**WHAT IS EXPECTED**
The data below should be restated word for word, with every picture omitted.

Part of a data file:
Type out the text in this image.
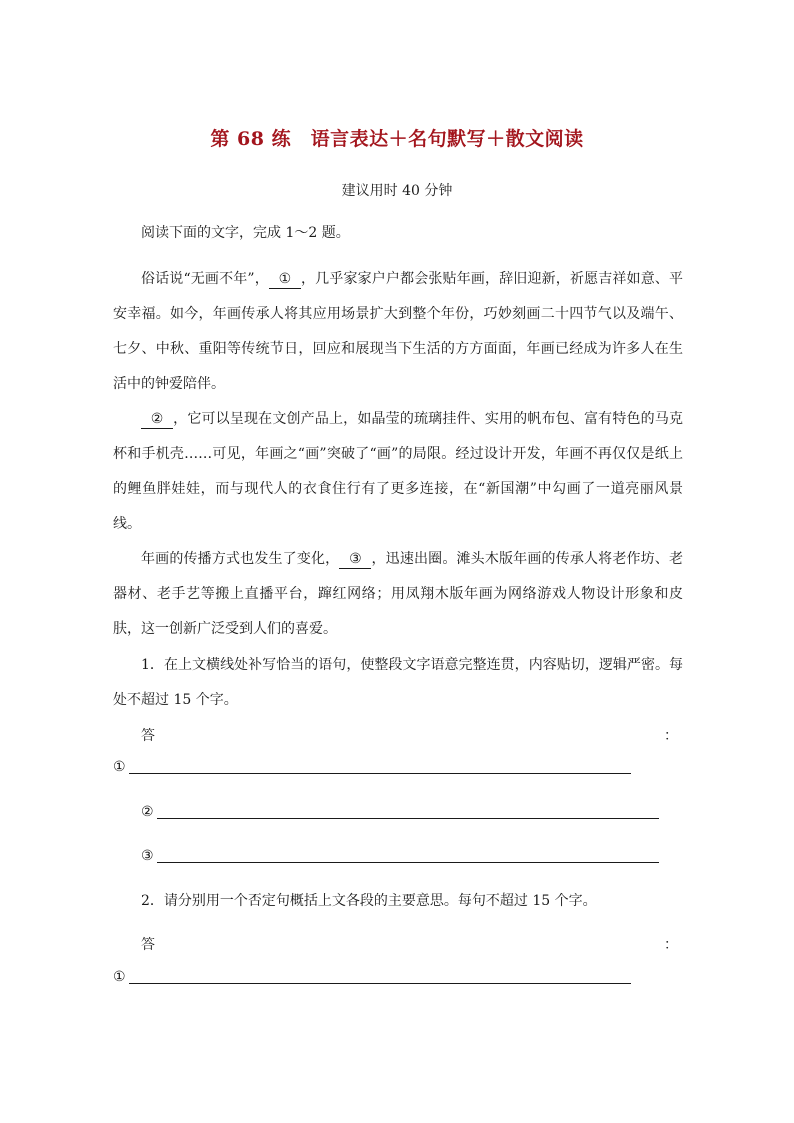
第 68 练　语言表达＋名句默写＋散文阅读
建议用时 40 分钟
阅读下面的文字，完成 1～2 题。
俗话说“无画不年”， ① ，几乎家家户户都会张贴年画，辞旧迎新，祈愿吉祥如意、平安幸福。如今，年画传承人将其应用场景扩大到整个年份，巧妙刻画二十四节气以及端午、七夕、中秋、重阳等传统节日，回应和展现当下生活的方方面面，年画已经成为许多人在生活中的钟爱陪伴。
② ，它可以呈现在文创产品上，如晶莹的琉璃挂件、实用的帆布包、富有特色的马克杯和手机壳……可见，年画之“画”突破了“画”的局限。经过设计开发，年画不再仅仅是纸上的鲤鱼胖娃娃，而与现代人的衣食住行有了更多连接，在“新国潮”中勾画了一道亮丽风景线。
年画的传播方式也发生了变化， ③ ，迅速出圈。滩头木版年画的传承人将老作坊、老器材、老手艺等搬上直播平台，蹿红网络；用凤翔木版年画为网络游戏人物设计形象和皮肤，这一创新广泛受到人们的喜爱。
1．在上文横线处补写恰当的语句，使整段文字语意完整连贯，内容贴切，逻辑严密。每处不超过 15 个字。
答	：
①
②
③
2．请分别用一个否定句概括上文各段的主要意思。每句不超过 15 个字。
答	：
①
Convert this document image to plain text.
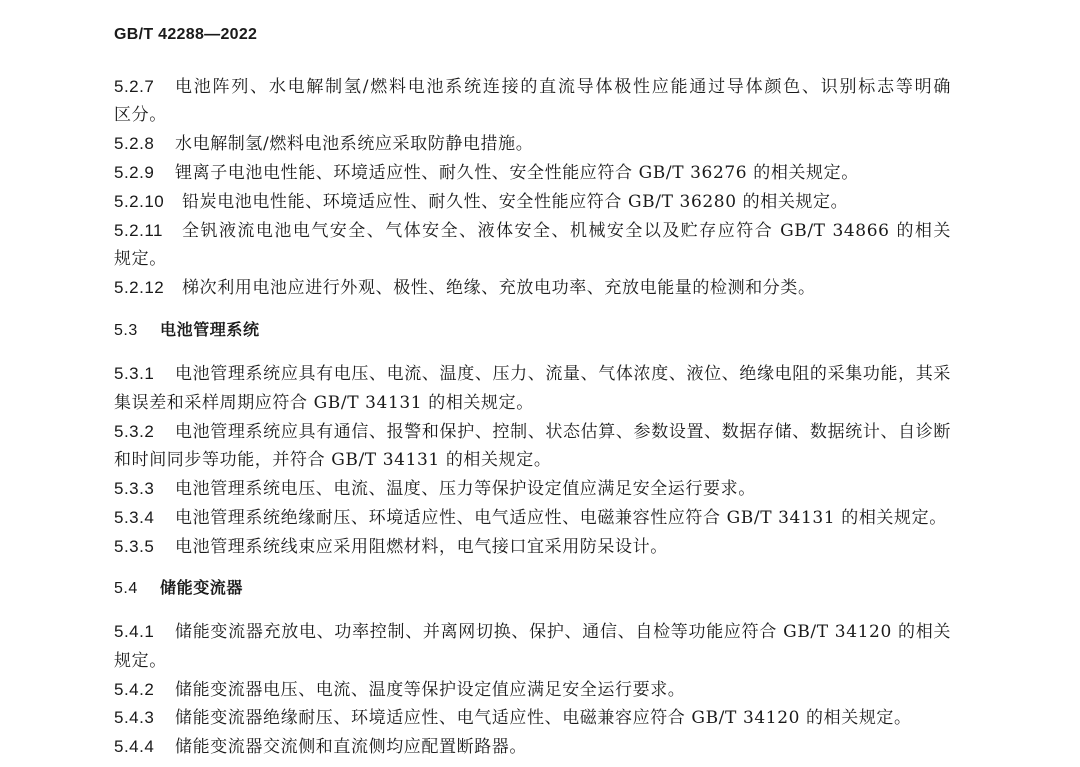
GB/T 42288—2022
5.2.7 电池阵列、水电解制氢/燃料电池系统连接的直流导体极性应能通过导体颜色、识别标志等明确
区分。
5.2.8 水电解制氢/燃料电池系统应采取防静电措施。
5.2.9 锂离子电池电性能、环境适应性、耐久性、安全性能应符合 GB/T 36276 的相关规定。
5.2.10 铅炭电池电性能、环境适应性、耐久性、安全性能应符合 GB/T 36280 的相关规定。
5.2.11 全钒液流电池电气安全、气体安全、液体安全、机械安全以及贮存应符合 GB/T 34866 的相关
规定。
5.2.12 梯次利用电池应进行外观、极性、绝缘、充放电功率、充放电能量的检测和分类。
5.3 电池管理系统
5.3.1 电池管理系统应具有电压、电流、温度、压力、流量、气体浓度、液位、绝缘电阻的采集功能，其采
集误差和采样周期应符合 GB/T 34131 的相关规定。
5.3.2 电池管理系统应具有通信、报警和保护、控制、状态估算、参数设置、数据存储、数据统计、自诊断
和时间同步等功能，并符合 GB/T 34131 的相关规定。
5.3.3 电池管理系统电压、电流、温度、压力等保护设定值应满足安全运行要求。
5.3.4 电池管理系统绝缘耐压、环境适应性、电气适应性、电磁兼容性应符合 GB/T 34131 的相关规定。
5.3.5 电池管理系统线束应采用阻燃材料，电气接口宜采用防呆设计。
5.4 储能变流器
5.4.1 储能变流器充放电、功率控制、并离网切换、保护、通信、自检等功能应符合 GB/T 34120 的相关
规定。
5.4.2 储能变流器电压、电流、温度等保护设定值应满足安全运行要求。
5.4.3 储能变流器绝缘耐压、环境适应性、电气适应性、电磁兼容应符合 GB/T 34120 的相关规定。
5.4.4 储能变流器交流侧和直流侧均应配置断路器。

**THE COMPLETED TASK**
Type out the text in this image.
第 68 练　语言表达＋名句默写＋散文阅读
建议用时 40 分钟
阅读下面的文字，完成 1～2 题。
俗话说“无画不年”， ① ，几乎家家户户都会张贴年画，辞旧迎新，祈愿吉祥如意、平安幸福。如今，年画传承人将其应用场景扩大到整个年份，巧妙刻画二十四节气以及端午、七夕、中秋、重阳等传统节日，回应和展现当下生活的方方面面，年画已经成为许多人在生活中的钟爱陪伴。
② ，它可以呈现在文创产品上，如晶莹的琉璃挂件、实用的帆布包、富有特色的马克杯和手机壳……可见，年画之“画”突破了“画”的局限。经过设计开发，年画不再仅仅是纸上的鲤鱼胖娃娃，而与现代人的衣食住行有了更多连接，在“新国潮”中勾画了一道亮丽风景线。
年画的传播方式也发生了变化， ③ ，迅速出圈。滩头木版年画的传承人将老作坊、老器材、老手艺等搬上直播平台，蹿红网络；用凤翔木版年画为网络游戏人物设计形象和皮肤，这一创新广泛受到人们的喜爱。
1．在上文横线处补写恰当的语句，使整段文字语意完整连贯，内容贴切，逻辑严密。每处不超过 15 个字。
答	：
①
②
③
2．请分别用一个否定句概括上文各段的主要意思。每句不超过 15 个字。
答	：
①
Convert this document image to plain text.
GB/T 42288—2022
5.2.7 电池阵列、水电解制氢/燃料电池系统连接的直流导体极性应能通过导体颜色、识别标志等明确
区分。
5.2.8 水电解制氢/燃料电池系统应采取防静电措施。
5.2.9 锂离子电池电性能、环境适应性、耐久性、安全性能应符合 GB/T 36276 的相关规定。
5.2.10 铅炭电池电性能、环境适应性、耐久性、安全性能应符合 GB/T 36280 的相关规定。
5.2.11 全钒液流电池电气安全、气体安全、液体安全、机械安全以及贮存应符合 GB/T 34866 的相关
规定。
5.2.12 梯次利用电池应进行外观、极性、绝缘、充放电功率、充放电能量的检测和分类。
5.3 电池管理系统
5.3.1 电池管理系统应具有电压、电流、温度、压力、流量、气体浓度、液位、绝缘电阻的采集功能，其采
集误差和采样周期应符合 GB/T 34131 的相关规定。
5.3.2 电池管理系统应具有通信、报警和保护、控制、状态估算、参数设置、数据存储、数据统计、自诊断
和时间同步等功能，并符合 GB/T 34131 的相关规定。
5.3.3 电池管理系统电压、电流、温度、压力等保护设定值应满足安全运行要求。
5.3.4 电池管理系统绝缘耐压、环境适应性、电气适应性、电磁兼容性应符合 GB/T 34131 的相关规定。
5.3.5 电池管理系统线束应采用阻燃材料，电气接口宜采用防呆设计。
5.4 储能变流器
5.4.1 储能变流器充放电、功率控制、并离网切换、保护、通信、自检等功能应符合 GB/T 34120 的相关
规定。
5.4.2 储能变流器电压、电流、温度等保护设定值应满足安全运行要求。
5.4.3 储能变流器绝缘耐压、环境适应性、电气适应性、电磁兼容应符合 GB/T 34120 的相关规定。
5.4.4 储能变流器交流侧和直流侧均应配置断路器。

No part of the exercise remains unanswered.